*EXERCISE TASK*. Copy out each line featuring the string "Crore" from the entries beneath.

*RECORDED INFORMATION*.
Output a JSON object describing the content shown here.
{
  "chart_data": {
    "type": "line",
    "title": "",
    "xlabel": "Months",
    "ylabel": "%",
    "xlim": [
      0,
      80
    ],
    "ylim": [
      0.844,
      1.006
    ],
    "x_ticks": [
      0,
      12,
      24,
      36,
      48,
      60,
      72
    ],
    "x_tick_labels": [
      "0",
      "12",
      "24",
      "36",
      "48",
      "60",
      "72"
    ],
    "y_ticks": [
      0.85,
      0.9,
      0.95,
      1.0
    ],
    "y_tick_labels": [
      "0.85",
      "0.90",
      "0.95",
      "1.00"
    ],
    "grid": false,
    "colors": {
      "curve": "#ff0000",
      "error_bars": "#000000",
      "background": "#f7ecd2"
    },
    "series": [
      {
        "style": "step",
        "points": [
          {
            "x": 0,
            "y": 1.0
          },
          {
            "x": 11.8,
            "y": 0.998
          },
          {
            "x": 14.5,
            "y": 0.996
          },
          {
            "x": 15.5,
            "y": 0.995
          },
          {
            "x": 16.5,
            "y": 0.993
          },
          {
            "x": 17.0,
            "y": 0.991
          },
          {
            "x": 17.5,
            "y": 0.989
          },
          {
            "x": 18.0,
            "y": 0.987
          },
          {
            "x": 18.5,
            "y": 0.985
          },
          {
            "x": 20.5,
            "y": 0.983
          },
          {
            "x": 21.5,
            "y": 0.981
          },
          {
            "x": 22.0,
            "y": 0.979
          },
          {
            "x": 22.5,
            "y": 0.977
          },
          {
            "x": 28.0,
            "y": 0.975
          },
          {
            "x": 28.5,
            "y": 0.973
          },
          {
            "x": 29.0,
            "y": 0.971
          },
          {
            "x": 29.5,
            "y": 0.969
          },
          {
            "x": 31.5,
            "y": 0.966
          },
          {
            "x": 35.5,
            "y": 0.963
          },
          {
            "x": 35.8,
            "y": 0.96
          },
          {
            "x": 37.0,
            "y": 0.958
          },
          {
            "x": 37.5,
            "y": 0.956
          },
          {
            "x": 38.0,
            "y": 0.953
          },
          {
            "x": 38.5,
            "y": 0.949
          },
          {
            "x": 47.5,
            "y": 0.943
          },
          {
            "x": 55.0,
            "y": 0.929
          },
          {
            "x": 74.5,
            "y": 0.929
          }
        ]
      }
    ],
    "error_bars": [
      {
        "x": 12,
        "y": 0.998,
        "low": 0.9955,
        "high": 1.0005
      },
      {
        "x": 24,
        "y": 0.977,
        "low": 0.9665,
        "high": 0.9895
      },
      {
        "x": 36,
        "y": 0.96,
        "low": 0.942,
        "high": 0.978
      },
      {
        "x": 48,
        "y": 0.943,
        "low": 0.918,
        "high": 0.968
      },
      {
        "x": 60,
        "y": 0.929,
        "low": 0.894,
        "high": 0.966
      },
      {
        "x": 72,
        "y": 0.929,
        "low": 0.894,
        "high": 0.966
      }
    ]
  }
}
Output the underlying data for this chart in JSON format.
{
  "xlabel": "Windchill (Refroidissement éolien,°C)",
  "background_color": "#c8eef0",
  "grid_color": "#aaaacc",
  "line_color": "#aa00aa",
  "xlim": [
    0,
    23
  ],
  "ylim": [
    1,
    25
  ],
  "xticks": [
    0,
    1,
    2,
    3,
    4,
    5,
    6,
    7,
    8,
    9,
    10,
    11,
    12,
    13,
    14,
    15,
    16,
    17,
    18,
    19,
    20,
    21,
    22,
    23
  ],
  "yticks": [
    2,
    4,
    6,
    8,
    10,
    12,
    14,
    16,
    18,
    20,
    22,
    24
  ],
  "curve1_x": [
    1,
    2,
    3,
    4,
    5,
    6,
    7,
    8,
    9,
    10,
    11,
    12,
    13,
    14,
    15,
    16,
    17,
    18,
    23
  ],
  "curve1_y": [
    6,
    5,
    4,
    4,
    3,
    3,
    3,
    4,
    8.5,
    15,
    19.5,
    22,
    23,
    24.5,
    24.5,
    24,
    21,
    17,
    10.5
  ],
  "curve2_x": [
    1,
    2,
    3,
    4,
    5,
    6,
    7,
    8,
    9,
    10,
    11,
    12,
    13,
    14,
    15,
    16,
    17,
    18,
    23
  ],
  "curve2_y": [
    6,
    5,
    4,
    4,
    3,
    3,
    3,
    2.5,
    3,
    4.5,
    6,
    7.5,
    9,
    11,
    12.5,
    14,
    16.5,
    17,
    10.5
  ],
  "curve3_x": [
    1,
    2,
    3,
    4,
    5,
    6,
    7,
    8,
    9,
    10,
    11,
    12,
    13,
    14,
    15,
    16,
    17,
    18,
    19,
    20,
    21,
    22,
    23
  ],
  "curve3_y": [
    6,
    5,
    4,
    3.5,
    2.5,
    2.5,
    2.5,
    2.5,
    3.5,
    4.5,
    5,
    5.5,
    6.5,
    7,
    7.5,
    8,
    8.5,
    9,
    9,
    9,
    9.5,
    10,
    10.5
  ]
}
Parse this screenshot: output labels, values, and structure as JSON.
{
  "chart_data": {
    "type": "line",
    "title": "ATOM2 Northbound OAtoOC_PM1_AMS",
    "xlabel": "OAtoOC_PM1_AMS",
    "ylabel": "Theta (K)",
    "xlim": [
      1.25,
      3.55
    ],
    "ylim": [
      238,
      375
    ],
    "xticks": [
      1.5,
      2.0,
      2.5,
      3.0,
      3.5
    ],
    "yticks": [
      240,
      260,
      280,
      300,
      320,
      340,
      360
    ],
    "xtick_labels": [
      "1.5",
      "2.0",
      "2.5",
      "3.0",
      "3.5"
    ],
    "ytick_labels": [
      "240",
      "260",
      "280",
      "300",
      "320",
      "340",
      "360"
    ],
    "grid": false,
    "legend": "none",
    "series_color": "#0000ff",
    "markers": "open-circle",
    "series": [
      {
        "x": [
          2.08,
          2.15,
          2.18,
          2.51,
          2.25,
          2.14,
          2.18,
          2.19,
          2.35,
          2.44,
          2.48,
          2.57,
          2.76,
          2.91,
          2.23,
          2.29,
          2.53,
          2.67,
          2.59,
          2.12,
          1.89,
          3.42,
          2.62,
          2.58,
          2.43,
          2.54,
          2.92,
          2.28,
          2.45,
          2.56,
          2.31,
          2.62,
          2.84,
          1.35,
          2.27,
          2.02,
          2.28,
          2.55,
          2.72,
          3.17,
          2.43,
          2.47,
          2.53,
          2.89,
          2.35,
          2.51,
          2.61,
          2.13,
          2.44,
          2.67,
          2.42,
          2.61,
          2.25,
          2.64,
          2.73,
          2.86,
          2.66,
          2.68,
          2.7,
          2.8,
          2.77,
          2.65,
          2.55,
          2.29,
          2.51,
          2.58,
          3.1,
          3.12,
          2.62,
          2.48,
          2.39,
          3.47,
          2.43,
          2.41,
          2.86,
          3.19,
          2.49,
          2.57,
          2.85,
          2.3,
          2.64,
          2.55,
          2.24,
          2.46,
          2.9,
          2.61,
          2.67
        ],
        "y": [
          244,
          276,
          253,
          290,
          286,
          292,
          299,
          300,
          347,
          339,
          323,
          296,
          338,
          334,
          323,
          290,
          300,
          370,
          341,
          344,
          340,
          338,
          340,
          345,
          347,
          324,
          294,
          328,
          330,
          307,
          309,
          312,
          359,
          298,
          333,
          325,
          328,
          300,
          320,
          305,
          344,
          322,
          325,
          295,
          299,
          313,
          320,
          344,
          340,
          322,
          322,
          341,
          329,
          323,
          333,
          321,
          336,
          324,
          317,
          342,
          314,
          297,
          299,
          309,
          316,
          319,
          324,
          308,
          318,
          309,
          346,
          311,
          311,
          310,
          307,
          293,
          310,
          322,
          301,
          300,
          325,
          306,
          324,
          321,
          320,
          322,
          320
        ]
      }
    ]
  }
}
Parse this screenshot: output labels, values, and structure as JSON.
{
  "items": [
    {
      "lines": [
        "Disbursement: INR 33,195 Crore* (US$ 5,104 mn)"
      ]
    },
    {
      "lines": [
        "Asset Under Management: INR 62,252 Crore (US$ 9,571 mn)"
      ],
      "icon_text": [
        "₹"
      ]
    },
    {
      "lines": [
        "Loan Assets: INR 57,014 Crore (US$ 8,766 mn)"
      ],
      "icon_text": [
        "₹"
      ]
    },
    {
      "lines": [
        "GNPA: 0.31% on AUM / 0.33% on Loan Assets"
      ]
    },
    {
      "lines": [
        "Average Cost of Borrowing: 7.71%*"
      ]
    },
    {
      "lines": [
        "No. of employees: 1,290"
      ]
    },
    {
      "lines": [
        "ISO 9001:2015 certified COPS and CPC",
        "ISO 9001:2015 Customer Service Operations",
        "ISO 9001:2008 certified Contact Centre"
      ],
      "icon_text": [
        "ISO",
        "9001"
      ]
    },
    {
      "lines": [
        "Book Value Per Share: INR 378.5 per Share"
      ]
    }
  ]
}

*SOLUTION BELOW*.
        "Disbursement: INR 33,195 Crore* (US$ 5,104 mn)"
        "Asset Under Management: INR 62,252 Crore (US$ 9,571 mn)"
        "Loan Assets: INR 57,014 Crore (US$ 8,766 mn)"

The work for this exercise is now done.